- _Records to use_:

++++++++++

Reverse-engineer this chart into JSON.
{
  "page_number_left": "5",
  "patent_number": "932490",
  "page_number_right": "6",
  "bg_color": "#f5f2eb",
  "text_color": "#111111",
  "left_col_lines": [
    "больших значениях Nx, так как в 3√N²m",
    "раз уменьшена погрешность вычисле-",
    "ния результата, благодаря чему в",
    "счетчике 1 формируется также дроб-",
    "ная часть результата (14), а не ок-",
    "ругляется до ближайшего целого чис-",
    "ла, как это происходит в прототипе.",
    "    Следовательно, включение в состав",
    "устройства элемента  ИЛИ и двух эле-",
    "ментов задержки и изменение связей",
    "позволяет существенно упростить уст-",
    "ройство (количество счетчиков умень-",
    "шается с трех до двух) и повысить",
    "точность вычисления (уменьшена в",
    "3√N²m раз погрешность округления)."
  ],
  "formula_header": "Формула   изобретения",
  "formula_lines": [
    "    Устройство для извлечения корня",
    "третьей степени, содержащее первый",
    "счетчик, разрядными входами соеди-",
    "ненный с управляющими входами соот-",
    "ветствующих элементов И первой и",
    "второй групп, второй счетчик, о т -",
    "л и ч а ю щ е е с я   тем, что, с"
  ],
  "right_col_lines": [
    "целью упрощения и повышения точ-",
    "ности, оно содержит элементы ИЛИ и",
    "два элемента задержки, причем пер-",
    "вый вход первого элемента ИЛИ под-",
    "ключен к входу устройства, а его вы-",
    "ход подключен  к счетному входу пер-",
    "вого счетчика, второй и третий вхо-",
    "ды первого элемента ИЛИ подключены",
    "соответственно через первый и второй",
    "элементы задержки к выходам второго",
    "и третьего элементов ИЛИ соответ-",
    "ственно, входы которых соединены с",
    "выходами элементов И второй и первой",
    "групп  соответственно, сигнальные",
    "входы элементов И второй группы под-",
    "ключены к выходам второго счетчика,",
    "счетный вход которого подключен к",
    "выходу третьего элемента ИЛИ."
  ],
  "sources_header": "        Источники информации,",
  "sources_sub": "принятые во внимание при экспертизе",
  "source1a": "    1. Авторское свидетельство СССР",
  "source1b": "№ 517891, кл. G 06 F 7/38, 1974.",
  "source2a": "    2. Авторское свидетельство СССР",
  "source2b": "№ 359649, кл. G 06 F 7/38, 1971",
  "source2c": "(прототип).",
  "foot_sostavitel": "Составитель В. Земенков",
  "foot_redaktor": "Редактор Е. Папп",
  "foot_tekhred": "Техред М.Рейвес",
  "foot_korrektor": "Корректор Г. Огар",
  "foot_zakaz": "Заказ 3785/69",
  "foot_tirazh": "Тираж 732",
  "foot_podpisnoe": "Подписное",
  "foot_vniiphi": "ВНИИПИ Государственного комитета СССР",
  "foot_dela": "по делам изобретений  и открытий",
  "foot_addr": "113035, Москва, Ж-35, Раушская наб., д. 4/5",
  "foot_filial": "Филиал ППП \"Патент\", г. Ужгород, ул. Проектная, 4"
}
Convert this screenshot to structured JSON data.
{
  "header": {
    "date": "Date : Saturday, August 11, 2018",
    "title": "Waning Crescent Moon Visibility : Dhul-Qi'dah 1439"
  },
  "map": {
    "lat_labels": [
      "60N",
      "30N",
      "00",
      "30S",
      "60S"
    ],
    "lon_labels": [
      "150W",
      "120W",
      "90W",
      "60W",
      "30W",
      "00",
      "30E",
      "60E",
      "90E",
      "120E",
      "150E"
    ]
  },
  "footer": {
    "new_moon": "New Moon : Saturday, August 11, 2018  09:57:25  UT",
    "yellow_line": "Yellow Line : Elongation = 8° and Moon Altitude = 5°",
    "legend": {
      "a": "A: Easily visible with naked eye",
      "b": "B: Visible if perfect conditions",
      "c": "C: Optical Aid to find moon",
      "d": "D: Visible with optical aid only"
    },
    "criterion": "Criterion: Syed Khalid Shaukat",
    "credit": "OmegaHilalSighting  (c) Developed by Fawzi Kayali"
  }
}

++++++++++

- _Goal_:
From the data above, work out how many lines contain the string "второй" and reply with only the number.

- _Result_:
5